= REQUIRED WORK =
Transcribe the entries below exactly; leave every image out.

(Collected data entries)
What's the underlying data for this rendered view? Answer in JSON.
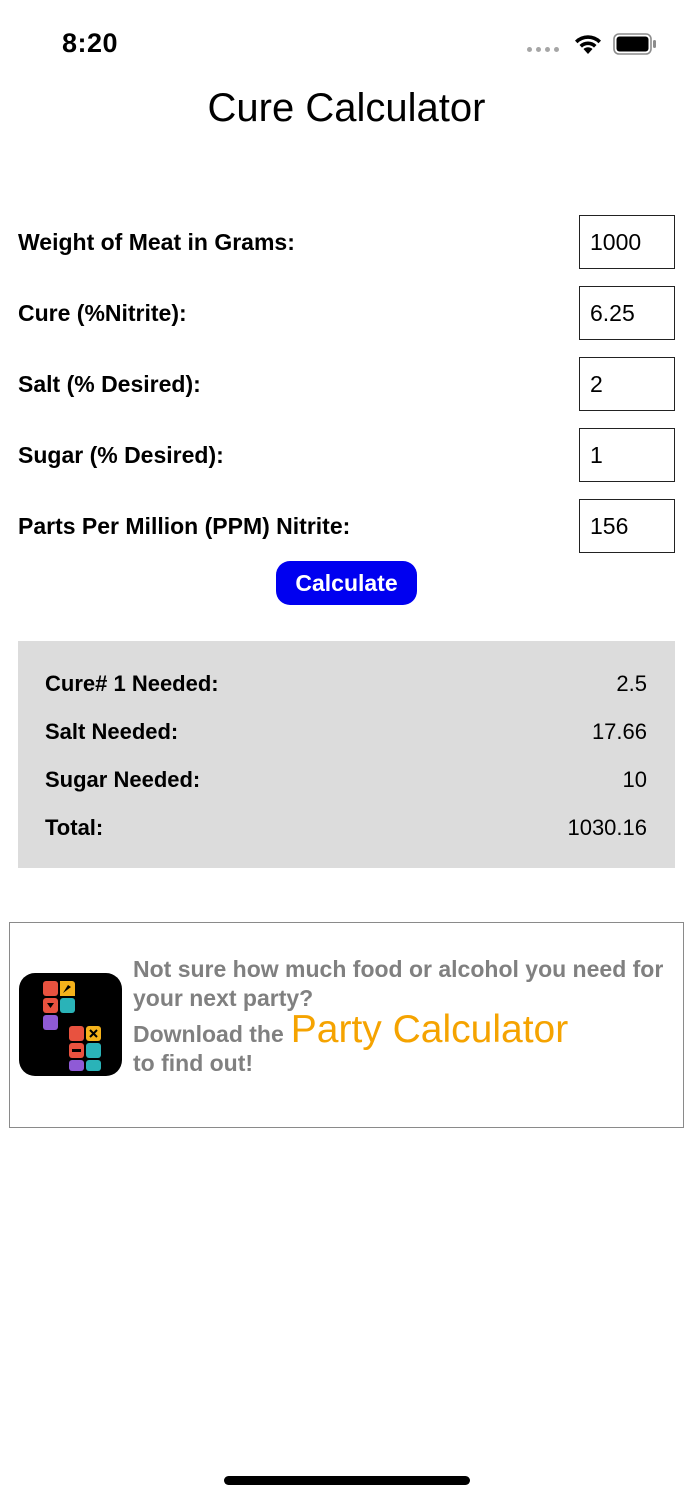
{
  "status_bar": {
    "time": "8:20"
  },
  "title": "Cure Calculator",
  "form": {
    "fields": [
      {
        "label": "Weight of Meat in Grams:",
        "value": "1000"
      },
      {
        "label": "Cure (%Nitrite):",
        "value": "6.25"
      },
      {
        "label": "Salt (% Desired):",
        "value": "2"
      },
      {
        "label": "Sugar (% Desired):",
        "value": "1"
      },
      {
        "label": "Parts Per Million (PPM) Nitrite:",
        "value": "156"
      }
    ],
    "calculate_label": "Calculate"
  },
  "results": [
    {
      "label": "Cure# 1 Needed:",
      "value": "2.5"
    },
    {
      "label": "Salt Needed:",
      "value": "17.66"
    },
    {
      "label": "Sugar Needed:",
      "value": "10"
    },
    {
      "label": "Total:",
      "value": "1030.16"
    }
  ],
  "ad": {
    "line1": "Not sure how much food or alcohol you need for your next party?",
    "line2_prefix": "Download the",
    "link_text": "Party Calculator",
    "line3": "to find out!"
  },
  "colors": {
    "accent": "#0000f0",
    "results_bg": "#dcdcdc",
    "ad_text": "#808080",
    "ad_link": "#f5a300"
  },
  "icons": [
    "cellular-signal-icon",
    "wifi-icon",
    "battery-icon",
    "party-calculator-app-icon"
  ]
}
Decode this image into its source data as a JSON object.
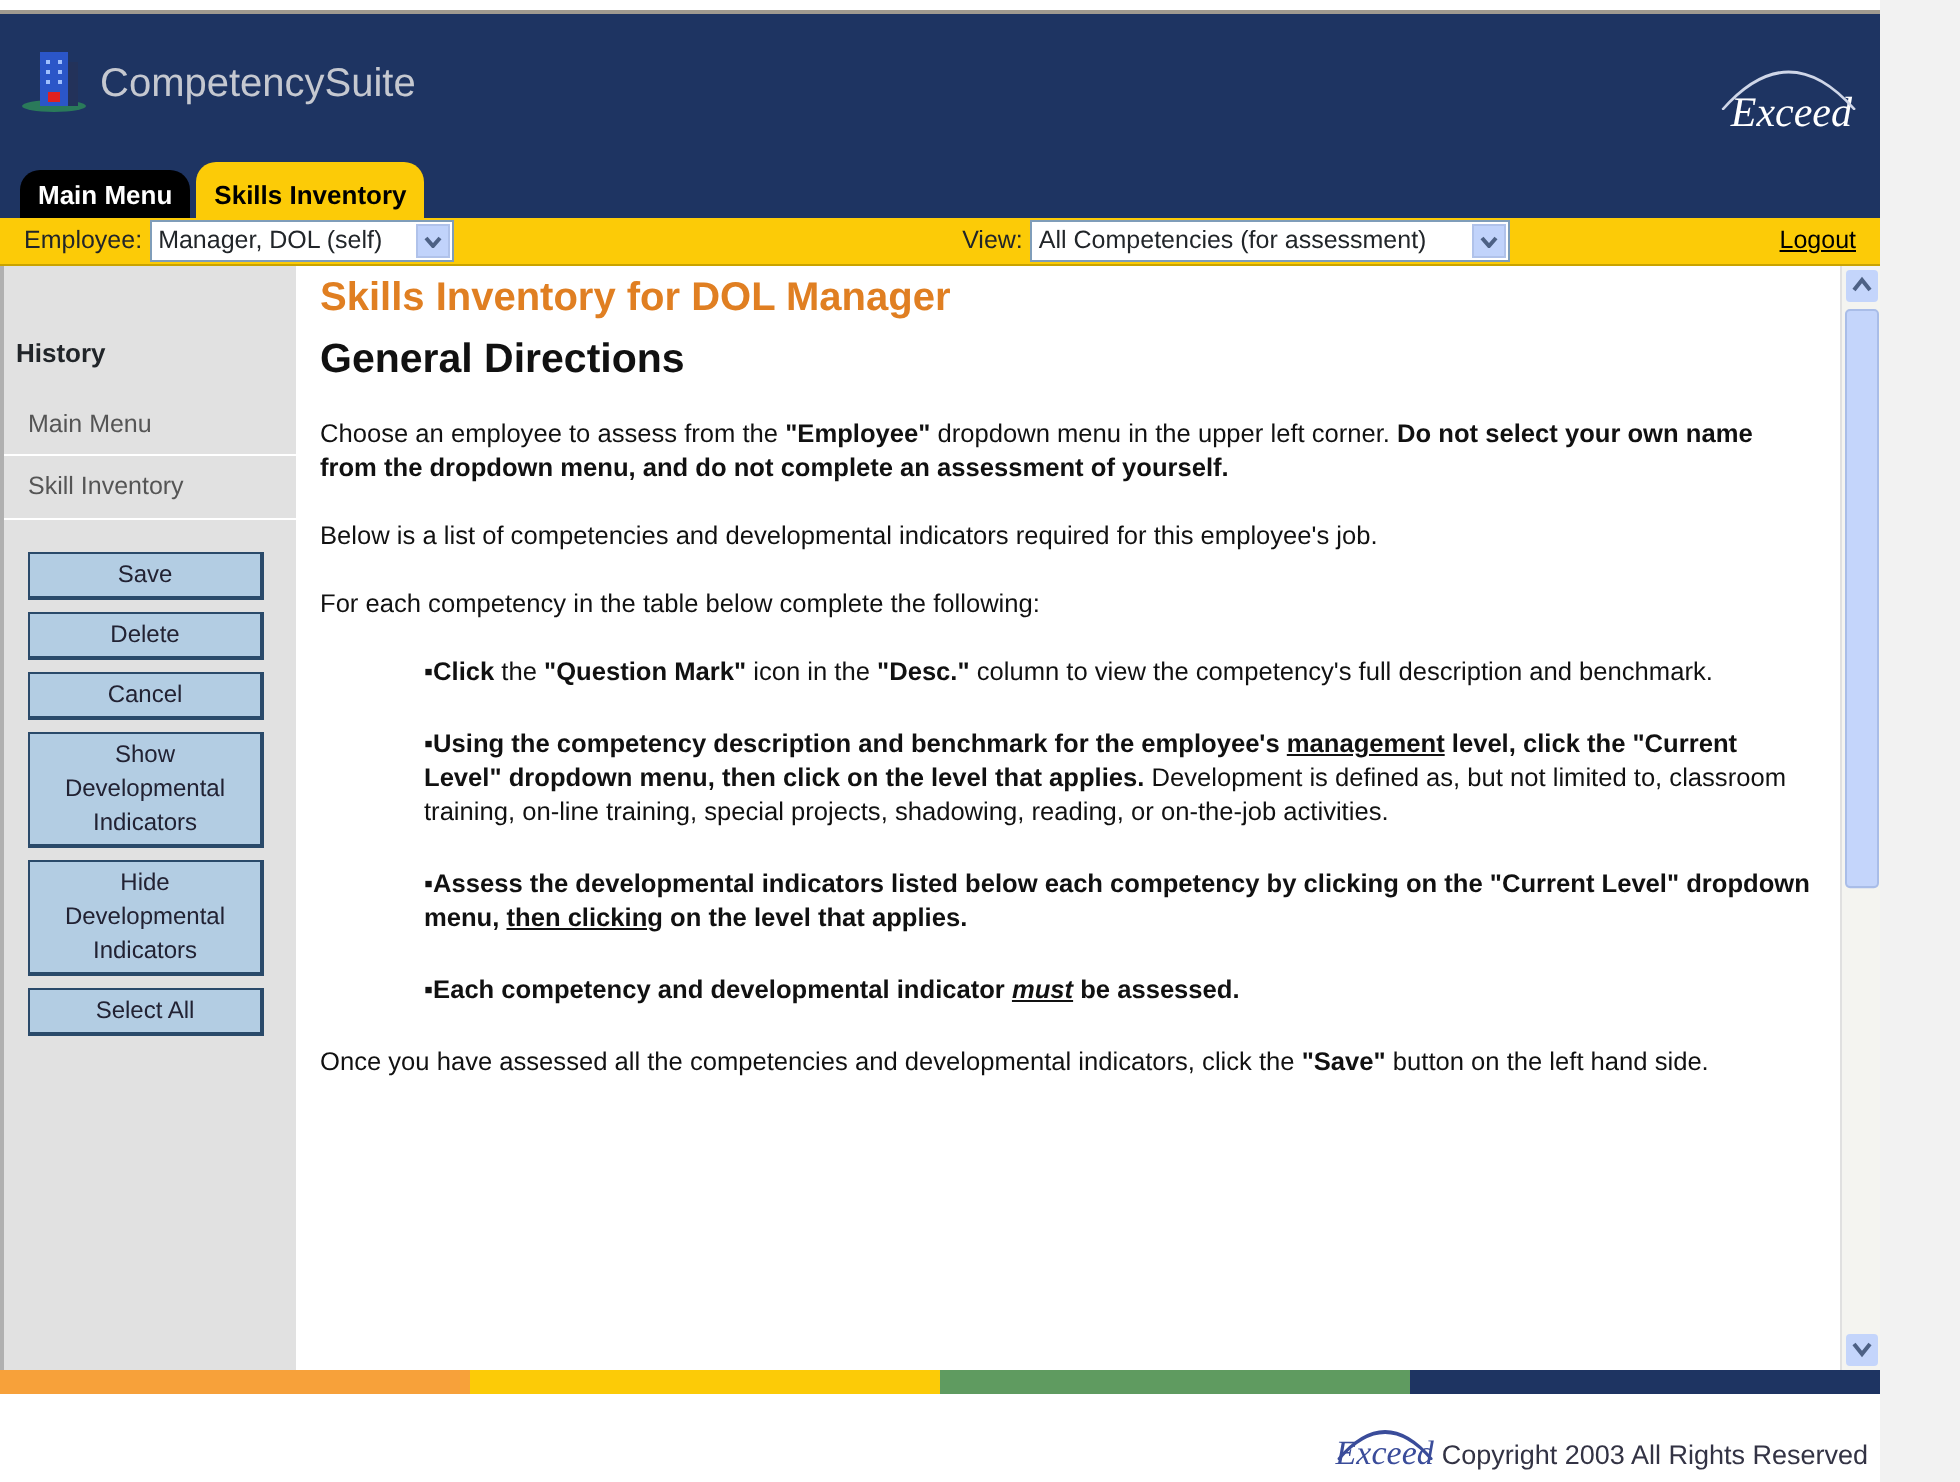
{
  "header": {
    "app_name": "CompetencySuite",
    "logo_text": "Exceed"
  },
  "tabs": [
    {
      "label": "Main Menu",
      "selected": false
    },
    {
      "label": "Skills Inventory",
      "selected": true
    }
  ],
  "toolbar": {
    "employee_label": "Employee:",
    "employee_value": "Manager, DOL (self)",
    "view_label": "View:",
    "view_value": "All Competencies (for assessment)",
    "logout": "Logout"
  },
  "sidebar": {
    "history_title": "History",
    "history_items": [
      "Main Menu",
      "Skill Inventory"
    ],
    "buttons": [
      "Save",
      "Delete",
      "Cancel",
      "Show Developmental Indicators",
      "Hide Developmental Indicators",
      "Select All"
    ]
  },
  "content": {
    "title": "Skills Inventory for DOL Manager",
    "heading": "General Directions",
    "paragraphs": [
      {
        "kind": "plain",
        "segments": [
          {
            "text": "Choose an employee to assess from the ",
            "kind": "plain"
          },
          {
            "text": "\"Employee\"",
            "kind": "bold"
          },
          {
            "text": " dropdown menu in the upper left corner. ",
            "kind": "plain"
          },
          {
            "text": "Do not select your own name from the dropdown menu, and do not complete an assessment of yourself.",
            "kind": "bold"
          }
        ]
      },
      {
        "kind": "plain",
        "segments": [
          {
            "text": "Below is a list of competencies and developmental indicators required for this employee's job.",
            "kind": "plain"
          }
        ]
      },
      {
        "kind": "plain",
        "segments": [
          {
            "text": "For each competency in the table below complete the following:",
            "kind": "plain"
          }
        ]
      },
      {
        "kind": "bullet",
        "segments": [
          {
            "text": "▪Click",
            "kind": "bold"
          },
          {
            "text": " the ",
            "kind": "plain"
          },
          {
            "text": "\"Question Mark\"",
            "kind": "bold"
          },
          {
            "text": " icon in the ",
            "kind": "plain"
          },
          {
            "text": "\"Desc.\"",
            "kind": "bold"
          },
          {
            "text": " column to view the competency's full description and benchmark.",
            "kind": "plain"
          }
        ]
      },
      {
        "kind": "bullet",
        "segments": [
          {
            "text": "▪Using the competency description and benchmark for the employee's ",
            "kind": "bold"
          },
          {
            "text": "management",
            "kind": "underlined"
          },
          {
            "text": " level, click the \"Current Level\" dropdown menu, then click on the level that applies.",
            "kind": "bold"
          },
          {
            "text": " Development is defined as, but not limited to, classroom training, on-line training, special projects, shadowing, reading, or on-the-job activities.",
            "kind": "plain"
          }
        ]
      },
      {
        "kind": "bullet",
        "segments": [
          {
            "text": "▪Assess the developmental indicators listed below each competency by clicking on the \"Current Level\" dropdown menu, ",
            "kind": "bold"
          },
          {
            "text": "then clicking",
            "kind": "underlined"
          },
          {
            "text": " on the level that applies.",
            "kind": "bold"
          }
        ]
      },
      {
        "kind": "bullet",
        "segments": [
          {
            "text": "▪Each competency and developmental indicator ",
            "kind": "bold"
          },
          {
            "text": "must",
            "kind": "underlined-italic"
          },
          {
            "text": " be assessed.",
            "kind": "bold"
          }
        ]
      },
      {
        "kind": "plain",
        "segments": [
          {
            "text": "Once you have assessed all the competencies and developmental indicators, click the ",
            "kind": "plain"
          },
          {
            "text": "\"Save\"",
            "kind": "bold"
          },
          {
            "text": " button on the left hand side.",
            "kind": "plain"
          }
        ]
      }
    ]
  },
  "footer": {
    "logo_text": "Exceed",
    "copyright": "Copyright 2003 All Rights Reserved"
  }
}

= CORRECT OUTPUT =
What's the underlying data for this rendered view? Answer in JSON.
{
  "status_bar": {
    "time": "8:20"
  },
  "title": "Cure Calculator",
  "form": {
    "fields": [
      {
        "label": "Weight of Meat in Grams:",
        "value": "1000"
      },
      {
        "label": "Cure (%Nitrite):",
        "value": "6.25"
      },
      {
        "label": "Salt (% Desired):",
        "value": "2"
      },
      {
        "label": "Sugar (% Desired):",
        "value": "1"
      },
      {
        "label": "Parts Per Million (PPM) Nitrite:",
        "value": "156"
      }
    ],
    "calculate_label": "Calculate"
  },
  "results": [
    {
      "label": "Cure# 1 Needed:",
      "value": "2.5"
    },
    {
      "label": "Salt Needed:",
      "value": "17.66"
    },
    {
      "label": "Sugar Needed:",
      "value": "10"
    },
    {
      "label": "Total:",
      "value": "1030.16"
    }
  ],
  "ad": {
    "line1": "Not sure how much food or alcohol you need for your next party?",
    "line2_prefix": "Download the",
    "link_text": "Party Calculator",
    "line3": "to find out!"
  },
  "colors": {
    "accent": "#0000f0",
    "results_bg": "#dcdcdc",
    "ad_text": "#808080",
    "ad_link": "#f5a300"
  },
  "icons": [
    "cellular-signal-icon",
    "wifi-icon",
    "battery-icon",
    "party-calculator-app-icon"
  ]
}
Decode this image into its source data as a JSON object.
{
  "header": {
    "app_name": "CompetencySuite",
    "logo_text": "Exceed"
  },
  "tabs": [
    {
      "label": "Main Menu",
      "selected": false
    },
    {
      "label": "Skills Inventory",
      "selected": true
    }
  ],
  "toolbar": {
    "employee_label": "Employee:",
    "employee_value": "Manager, DOL (self)",
    "view_label": "View:",
    "view_value": "All Competencies (for assessment)",
    "logout": "Logout"
  },
  "sidebar": {
    "history_title": "History",
    "history_items": [
      "Main Menu",
      "Skill Inventory"
    ],
    "buttons": [
      "Save",
      "Delete",
      "Cancel",
      "Show Developmental Indicators",
      "Hide Developmental Indicators",
      "Select All"
    ]
  },
  "content": {
    "title": "Skills Inventory for DOL Manager",
    "heading": "General Directions",
    "paragraphs": [
      {
        "kind": "plain",
        "segments": [
          {
            "text": "Choose an employee to assess from the ",
            "kind": "plain"
          },
          {
            "text": "\"Employee\"",
            "kind": "bold"
          },
          {
            "text": " dropdown menu in the upper left corner. ",
            "kind": "plain"
          },
          {
            "text": "Do not select your own name from the dropdown menu, and do not complete an assessment of yourself.",
            "kind": "bold"
          }
        ]
      },
      {
        "kind": "plain",
        "segments": [
          {
            "text": "Below is a list of competencies and developmental indicators required for this employee's job.",
            "kind": "plain"
          }
        ]
      },
      {
        "kind": "plain",
        "segments": [
          {
            "text": "For each competency in the table below complete the following:",
            "kind": "plain"
          }
        ]
      },
      {
        "kind": "bullet",
        "segments": [
          {
            "text": "▪Click",
            "kind": "bold"
          },
          {
            "text": " the ",
            "kind": "plain"
          },
          {
            "text": "\"Question Mark\"",
            "kind": "bold"
          },
          {
            "text": " icon in the ",
            "kind": "plain"
          },
          {
            "text": "\"Desc.\"",
            "kind": "bold"
          },
          {
            "text": " column to view the competency's full description and benchmark.",
            "kind": "plain"
          }
        ]
      },
      {
        "kind": "bullet",
        "segments": [
          {
            "text": "▪Using the competency description and benchmark for the employee's ",
            "kind": "bold"
          },
          {
            "text": "management",
            "kind": "underlined"
          },
          {
            "text": " level, click the \"Current Level\" dropdown menu, then click on the level that applies.",
            "kind": "bold"
          },
          {
            "text": " Development is defined as, but not limited to, classroom training, on-line training, special projects, shadowing, reading, or on-the-job activities.",
            "kind": "plain"
          }
        ]
      },
      {
        "kind": "bullet",
        "segments": [
          {
            "text": "▪Assess the developmental indicators listed below each competency by clicking on the \"Current Level\" dropdown menu, ",
            "kind": "bold"
          },
          {
            "text": "then clicking",
            "kind": "underlined"
          },
          {
            "text": " on the level that applies.",
            "kind": "bold"
          }
        ]
      },
      {
        "kind": "bullet",
        "segments": [
          {
            "text": "▪Each competency and developmental indicator ",
            "kind": "bold"
          },
          {
            "text": "must",
            "kind": "underlined-italic"
          },
          {
            "text": " be assessed.",
            "kind": "bold"
          }
        ]
      },
      {
        "kind": "plain",
        "segments": [
          {
            "text": "Once you have assessed all the competencies and developmental indicators, click the ",
            "kind": "plain"
          },
          {
            "text": "\"Save\"",
            "kind": "bold"
          },
          {
            "text": " button on the left hand side.",
            "kind": "plain"
          }
        ]
      }
    ]
  },
  "footer": {
    "logo_text": "Exceed",
    "copyright": "Copyright 2003 All Rights Reserved"
  }
}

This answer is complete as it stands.